◆ **AIM OF THE TASK**:
Gather every line that includes the word "JSON", please.

A block of data:
○ ○ ○ ○ ○
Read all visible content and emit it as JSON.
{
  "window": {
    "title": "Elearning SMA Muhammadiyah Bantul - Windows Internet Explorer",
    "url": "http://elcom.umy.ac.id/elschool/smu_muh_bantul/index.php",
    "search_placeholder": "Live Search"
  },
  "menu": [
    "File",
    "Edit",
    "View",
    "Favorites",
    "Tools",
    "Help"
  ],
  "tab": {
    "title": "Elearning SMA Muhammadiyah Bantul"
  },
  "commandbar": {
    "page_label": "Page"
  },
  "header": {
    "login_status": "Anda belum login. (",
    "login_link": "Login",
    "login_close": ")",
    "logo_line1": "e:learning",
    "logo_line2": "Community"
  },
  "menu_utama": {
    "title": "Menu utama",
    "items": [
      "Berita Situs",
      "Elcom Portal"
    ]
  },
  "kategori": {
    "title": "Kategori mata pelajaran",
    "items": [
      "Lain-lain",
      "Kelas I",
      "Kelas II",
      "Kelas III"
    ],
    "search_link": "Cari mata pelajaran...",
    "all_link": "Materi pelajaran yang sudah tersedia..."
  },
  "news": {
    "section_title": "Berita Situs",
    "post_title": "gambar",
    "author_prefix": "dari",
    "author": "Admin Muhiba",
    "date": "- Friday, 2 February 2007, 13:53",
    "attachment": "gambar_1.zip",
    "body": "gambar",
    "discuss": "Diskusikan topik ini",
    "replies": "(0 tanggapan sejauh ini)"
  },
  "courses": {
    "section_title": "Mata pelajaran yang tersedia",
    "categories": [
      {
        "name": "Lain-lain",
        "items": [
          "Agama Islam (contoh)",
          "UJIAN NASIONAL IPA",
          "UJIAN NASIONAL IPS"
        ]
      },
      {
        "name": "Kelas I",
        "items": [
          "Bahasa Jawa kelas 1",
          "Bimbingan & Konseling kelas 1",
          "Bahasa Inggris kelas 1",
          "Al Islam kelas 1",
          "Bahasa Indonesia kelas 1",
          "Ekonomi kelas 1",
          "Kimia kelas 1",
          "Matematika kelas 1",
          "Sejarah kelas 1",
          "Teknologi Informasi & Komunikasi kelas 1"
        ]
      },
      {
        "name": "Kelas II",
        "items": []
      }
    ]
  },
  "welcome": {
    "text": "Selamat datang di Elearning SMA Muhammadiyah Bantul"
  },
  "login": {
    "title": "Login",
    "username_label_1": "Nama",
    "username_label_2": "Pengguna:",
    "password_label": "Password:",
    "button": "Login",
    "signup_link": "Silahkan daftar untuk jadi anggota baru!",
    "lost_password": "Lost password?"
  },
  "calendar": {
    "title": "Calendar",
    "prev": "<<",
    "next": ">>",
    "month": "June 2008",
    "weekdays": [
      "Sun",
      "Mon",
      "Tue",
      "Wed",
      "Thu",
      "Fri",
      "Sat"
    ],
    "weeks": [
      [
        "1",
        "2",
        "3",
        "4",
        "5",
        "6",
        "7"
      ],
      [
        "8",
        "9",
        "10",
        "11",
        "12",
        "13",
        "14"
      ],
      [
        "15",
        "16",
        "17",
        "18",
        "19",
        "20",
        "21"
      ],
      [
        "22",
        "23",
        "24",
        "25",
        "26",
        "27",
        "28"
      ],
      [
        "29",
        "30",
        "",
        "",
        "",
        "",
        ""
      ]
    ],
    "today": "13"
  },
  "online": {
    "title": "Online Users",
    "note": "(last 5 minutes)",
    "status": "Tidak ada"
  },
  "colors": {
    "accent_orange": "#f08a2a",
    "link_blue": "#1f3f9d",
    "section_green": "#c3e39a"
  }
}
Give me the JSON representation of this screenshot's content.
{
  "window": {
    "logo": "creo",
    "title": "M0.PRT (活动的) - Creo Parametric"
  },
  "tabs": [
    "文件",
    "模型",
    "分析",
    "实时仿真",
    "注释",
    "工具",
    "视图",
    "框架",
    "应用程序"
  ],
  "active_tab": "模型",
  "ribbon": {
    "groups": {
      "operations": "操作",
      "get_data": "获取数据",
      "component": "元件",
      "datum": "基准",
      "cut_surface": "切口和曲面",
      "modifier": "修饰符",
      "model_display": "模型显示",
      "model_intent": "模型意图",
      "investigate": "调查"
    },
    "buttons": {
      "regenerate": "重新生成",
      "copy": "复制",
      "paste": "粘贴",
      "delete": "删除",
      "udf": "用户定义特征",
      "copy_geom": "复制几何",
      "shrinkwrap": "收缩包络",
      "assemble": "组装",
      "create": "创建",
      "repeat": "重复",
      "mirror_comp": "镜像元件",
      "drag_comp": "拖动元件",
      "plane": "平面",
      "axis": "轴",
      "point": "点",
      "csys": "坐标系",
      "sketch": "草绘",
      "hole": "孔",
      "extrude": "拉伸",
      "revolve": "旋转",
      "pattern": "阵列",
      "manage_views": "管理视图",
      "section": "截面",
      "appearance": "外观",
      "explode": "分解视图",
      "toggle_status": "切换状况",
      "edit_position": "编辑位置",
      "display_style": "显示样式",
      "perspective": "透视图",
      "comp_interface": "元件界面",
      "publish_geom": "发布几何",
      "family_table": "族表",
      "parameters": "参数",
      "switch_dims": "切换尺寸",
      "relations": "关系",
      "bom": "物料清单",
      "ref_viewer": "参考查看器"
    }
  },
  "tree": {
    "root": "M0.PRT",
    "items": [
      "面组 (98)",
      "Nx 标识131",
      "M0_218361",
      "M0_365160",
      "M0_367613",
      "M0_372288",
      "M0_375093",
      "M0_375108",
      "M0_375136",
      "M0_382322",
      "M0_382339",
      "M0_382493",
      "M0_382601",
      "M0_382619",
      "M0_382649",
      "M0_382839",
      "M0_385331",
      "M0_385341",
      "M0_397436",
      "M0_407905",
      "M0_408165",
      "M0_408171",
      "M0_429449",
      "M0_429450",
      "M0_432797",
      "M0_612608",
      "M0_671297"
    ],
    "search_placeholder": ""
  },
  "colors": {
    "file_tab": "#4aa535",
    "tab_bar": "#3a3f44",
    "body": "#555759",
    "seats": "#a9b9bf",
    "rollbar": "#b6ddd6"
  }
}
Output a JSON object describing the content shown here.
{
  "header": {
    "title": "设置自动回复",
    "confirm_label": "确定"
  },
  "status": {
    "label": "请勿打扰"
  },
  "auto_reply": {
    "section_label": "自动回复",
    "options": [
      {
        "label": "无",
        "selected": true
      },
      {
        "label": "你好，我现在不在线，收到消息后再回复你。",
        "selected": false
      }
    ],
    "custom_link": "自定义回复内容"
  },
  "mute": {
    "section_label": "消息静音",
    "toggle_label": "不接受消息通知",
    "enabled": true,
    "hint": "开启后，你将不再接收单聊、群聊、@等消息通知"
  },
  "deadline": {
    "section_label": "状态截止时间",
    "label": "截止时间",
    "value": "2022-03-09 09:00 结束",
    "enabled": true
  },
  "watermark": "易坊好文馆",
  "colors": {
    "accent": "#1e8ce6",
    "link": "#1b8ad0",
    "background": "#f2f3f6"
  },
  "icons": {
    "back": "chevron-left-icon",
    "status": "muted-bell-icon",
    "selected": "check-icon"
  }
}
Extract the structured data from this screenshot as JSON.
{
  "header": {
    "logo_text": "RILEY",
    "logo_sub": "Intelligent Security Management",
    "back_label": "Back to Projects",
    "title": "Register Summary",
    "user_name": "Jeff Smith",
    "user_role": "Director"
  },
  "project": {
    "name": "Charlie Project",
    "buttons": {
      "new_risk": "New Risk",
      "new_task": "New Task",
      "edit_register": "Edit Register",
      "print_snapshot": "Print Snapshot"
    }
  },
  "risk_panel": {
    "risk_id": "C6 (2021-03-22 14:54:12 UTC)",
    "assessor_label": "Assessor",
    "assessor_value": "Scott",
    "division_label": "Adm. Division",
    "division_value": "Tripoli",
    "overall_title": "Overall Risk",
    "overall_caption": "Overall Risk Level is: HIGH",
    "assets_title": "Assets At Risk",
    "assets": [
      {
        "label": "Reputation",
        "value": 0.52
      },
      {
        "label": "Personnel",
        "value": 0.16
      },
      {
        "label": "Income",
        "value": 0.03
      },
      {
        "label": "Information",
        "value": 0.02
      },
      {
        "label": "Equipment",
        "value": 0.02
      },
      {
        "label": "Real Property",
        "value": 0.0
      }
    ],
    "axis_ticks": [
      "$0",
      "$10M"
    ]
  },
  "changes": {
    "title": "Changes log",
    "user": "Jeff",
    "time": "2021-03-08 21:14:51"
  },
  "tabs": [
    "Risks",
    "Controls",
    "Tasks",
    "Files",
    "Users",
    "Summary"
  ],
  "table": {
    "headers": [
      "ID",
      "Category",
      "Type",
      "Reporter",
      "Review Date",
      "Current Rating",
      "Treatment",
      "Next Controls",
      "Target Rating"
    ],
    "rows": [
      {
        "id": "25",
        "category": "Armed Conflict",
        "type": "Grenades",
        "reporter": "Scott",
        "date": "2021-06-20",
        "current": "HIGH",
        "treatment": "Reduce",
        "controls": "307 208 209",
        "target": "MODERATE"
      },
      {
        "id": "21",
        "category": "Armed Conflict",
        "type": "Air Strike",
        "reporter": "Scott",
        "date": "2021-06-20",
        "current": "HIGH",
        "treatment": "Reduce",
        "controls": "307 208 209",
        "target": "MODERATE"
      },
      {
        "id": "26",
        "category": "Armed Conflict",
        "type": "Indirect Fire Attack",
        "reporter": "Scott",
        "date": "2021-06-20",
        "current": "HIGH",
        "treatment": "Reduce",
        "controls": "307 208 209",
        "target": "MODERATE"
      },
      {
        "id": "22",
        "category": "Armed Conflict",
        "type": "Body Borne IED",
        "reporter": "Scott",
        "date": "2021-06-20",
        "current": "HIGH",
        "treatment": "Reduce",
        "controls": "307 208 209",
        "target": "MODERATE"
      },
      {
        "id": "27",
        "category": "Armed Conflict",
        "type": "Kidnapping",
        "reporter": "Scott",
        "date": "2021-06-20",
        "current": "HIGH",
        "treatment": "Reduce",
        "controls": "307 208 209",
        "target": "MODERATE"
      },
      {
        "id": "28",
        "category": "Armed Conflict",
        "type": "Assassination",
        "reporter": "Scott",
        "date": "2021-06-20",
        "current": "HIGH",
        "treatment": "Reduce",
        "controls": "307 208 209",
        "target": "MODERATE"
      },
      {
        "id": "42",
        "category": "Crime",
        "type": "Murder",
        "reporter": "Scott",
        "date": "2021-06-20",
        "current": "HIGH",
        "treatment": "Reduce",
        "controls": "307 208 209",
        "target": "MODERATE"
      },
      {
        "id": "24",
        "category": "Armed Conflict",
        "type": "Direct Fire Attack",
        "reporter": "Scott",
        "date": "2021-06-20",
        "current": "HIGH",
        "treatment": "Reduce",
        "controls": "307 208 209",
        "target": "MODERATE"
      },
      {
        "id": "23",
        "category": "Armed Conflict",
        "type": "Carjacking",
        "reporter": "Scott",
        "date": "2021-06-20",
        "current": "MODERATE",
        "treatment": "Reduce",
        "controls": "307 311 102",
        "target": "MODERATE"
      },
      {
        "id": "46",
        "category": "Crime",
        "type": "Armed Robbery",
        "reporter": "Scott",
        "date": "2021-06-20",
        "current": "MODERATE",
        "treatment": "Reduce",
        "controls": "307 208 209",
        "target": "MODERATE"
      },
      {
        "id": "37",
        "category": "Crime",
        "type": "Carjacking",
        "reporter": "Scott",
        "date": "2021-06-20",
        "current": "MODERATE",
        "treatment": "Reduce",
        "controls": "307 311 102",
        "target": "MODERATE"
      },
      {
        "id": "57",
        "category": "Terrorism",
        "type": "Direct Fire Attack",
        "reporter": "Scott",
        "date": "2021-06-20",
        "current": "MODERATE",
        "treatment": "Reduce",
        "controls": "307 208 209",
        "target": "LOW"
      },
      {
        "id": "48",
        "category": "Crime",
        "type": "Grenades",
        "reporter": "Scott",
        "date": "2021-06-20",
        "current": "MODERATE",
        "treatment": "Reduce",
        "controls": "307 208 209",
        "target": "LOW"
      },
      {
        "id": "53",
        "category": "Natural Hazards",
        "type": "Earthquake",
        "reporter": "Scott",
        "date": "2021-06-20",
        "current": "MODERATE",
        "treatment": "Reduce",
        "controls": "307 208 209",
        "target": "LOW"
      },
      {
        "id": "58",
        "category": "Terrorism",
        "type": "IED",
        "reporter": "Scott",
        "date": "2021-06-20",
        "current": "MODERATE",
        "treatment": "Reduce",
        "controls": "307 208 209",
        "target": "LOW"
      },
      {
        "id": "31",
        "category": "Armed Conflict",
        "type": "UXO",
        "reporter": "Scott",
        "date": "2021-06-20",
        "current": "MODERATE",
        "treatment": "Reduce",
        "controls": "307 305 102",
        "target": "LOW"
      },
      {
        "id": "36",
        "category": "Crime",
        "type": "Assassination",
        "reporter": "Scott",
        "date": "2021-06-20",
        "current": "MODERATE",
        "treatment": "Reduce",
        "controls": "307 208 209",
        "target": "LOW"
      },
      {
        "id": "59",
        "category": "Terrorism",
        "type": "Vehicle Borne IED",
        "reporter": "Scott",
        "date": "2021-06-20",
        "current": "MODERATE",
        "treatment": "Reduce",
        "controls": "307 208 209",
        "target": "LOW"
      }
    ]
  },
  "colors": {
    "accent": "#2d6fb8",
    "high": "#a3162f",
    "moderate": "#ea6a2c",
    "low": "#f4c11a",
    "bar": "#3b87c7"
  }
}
○ ○ ○ ○ ○
◆ **SOLUTION**:
Read all visible content and emit it as JSON.
Give me the JSON representation of this screenshot's content.
Output a JSON object describing the content shown here.
Extract the structured data from this screenshot as JSON.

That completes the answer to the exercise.